Short exercise :: Pull out each line of the records holding the string "this".

>> BEGIN Data shown

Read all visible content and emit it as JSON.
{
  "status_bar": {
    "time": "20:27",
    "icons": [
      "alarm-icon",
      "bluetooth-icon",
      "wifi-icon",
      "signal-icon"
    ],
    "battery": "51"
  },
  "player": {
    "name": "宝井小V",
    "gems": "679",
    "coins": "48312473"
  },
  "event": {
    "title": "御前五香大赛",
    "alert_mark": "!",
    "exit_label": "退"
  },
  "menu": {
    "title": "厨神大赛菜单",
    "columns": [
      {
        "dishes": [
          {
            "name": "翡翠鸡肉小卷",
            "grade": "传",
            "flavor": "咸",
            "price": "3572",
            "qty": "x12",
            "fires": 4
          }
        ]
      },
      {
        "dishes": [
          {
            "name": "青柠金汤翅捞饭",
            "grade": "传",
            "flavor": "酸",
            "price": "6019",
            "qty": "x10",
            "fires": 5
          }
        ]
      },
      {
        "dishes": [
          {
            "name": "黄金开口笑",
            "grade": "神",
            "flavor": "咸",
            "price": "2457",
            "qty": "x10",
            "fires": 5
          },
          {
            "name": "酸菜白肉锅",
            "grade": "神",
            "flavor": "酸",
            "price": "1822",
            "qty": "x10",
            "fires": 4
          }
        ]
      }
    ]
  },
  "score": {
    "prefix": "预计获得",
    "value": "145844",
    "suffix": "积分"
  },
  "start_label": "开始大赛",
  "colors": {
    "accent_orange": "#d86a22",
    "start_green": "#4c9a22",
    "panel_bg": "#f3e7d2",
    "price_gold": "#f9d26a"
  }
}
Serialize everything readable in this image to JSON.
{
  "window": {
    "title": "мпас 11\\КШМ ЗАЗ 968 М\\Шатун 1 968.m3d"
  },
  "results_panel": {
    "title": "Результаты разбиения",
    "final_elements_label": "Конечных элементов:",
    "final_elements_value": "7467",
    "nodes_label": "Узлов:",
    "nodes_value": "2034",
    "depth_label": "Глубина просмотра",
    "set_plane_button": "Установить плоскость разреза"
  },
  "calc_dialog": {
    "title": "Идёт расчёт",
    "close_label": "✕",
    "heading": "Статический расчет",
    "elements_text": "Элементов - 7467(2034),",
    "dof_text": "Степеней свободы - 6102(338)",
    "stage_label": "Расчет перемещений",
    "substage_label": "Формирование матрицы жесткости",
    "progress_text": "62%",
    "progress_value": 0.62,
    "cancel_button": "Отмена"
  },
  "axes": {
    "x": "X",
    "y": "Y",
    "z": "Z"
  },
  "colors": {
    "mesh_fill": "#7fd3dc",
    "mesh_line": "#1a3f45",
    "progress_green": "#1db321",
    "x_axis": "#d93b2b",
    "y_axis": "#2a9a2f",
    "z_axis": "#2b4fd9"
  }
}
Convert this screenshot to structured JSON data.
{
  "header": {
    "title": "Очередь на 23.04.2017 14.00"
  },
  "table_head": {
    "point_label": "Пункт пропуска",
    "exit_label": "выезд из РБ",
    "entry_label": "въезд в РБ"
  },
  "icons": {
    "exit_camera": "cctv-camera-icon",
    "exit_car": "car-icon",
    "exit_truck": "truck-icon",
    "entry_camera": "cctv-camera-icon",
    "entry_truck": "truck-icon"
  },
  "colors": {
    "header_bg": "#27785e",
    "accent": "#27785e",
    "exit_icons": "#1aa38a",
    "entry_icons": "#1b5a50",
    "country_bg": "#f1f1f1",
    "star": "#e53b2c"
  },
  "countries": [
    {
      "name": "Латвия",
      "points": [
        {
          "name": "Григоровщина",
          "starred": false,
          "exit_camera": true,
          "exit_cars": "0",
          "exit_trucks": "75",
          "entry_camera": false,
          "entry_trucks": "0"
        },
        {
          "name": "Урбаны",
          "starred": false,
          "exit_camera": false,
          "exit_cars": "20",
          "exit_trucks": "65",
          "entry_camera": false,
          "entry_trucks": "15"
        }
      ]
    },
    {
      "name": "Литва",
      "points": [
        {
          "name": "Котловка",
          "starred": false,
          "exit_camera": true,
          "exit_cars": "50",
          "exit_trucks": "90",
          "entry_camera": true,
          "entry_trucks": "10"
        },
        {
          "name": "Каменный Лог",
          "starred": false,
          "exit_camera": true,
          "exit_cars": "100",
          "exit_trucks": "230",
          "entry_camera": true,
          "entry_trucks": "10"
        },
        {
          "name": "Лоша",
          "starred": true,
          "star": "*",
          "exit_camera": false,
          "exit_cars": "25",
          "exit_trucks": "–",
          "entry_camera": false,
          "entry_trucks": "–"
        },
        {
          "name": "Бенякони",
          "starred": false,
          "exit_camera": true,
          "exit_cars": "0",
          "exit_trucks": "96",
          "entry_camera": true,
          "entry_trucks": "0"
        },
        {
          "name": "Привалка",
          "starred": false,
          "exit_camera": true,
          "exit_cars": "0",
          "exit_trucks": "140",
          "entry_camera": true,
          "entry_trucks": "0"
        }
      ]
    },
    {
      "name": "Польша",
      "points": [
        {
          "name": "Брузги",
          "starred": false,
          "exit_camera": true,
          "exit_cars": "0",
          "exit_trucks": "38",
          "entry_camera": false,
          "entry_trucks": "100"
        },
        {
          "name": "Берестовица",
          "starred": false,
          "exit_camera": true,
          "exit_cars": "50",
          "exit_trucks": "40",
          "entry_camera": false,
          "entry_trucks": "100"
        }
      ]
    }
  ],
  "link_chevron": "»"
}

>> END Data shown

Finished answer ::
Serialize everything readable in this image to JSON.
Convert this screenshot to structured JSON data.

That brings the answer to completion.